TASK TO COMPLETE: Scan the entries below for the word "title". Copy each line that has it.

⟨

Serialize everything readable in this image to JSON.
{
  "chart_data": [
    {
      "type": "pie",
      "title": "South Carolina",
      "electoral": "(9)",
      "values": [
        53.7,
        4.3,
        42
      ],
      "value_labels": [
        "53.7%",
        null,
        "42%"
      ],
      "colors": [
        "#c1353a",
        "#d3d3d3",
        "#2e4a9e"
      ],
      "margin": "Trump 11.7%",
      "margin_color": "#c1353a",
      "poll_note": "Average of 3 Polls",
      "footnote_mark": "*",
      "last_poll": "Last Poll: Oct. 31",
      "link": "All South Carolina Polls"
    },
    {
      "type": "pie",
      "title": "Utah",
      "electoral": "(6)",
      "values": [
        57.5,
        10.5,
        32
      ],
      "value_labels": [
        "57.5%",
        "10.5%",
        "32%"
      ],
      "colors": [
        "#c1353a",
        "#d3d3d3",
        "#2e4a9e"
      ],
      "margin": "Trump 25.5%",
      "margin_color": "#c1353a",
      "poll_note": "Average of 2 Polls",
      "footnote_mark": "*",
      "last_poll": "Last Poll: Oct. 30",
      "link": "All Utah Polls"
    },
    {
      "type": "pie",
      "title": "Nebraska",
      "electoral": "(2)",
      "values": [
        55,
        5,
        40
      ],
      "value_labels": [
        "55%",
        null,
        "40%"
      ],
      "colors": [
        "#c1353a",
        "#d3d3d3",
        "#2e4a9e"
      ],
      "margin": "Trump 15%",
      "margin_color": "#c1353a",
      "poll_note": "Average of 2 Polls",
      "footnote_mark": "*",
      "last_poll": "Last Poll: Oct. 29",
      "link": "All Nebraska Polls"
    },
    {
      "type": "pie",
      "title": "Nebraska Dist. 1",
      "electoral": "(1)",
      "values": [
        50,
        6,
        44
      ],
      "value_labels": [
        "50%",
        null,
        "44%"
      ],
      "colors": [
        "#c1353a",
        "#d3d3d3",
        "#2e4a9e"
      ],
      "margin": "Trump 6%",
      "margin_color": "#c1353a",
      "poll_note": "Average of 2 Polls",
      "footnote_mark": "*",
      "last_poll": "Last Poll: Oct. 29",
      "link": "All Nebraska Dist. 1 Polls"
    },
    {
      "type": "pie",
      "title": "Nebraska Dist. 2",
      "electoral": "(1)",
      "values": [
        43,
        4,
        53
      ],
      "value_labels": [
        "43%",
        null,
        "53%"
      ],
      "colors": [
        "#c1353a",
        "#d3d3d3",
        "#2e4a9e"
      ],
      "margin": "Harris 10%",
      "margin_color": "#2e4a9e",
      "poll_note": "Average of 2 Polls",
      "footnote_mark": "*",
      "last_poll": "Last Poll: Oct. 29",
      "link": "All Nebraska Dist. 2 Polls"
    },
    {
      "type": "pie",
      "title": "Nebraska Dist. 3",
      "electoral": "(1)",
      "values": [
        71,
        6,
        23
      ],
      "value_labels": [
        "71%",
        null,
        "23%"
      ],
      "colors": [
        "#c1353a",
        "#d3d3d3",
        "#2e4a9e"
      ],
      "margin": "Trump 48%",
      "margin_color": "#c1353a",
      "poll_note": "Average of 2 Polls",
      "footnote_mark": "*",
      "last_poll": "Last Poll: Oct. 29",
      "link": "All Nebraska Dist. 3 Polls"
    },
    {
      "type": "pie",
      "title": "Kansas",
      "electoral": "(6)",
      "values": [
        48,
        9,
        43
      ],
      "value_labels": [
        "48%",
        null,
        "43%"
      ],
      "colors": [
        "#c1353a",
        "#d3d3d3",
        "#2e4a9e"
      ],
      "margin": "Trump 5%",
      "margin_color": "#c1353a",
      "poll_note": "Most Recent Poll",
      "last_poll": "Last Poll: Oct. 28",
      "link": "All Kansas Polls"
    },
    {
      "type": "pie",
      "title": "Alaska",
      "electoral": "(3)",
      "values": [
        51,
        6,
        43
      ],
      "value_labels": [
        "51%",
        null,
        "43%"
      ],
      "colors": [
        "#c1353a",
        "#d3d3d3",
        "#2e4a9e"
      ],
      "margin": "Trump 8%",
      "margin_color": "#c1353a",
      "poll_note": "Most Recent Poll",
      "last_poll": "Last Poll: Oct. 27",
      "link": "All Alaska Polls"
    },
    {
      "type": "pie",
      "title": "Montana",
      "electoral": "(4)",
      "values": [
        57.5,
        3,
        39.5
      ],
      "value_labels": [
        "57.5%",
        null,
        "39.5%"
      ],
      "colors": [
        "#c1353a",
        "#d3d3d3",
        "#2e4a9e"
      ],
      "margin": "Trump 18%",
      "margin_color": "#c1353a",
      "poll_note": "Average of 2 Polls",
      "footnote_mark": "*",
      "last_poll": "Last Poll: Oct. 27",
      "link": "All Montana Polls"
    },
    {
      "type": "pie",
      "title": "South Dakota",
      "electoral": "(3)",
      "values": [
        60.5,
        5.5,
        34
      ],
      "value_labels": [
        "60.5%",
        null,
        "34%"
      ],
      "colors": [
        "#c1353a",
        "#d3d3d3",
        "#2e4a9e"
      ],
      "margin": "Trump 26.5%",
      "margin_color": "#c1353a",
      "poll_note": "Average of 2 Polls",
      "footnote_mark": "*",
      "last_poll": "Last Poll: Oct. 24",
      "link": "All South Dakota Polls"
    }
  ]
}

⟩

WRITTEN ANSWER:
      "title": "South Carolina",
      "title": "Utah",
      "title": "Nebraska",
      "title": "Nebraska Dist. 1",
      "title": "Nebraska Dist. 2",
      "title": "Nebraska Dist. 3",
      "title": "Kansas",
      "title": "Alaska",
      "title": "Montana",
      "title": "South Dakota",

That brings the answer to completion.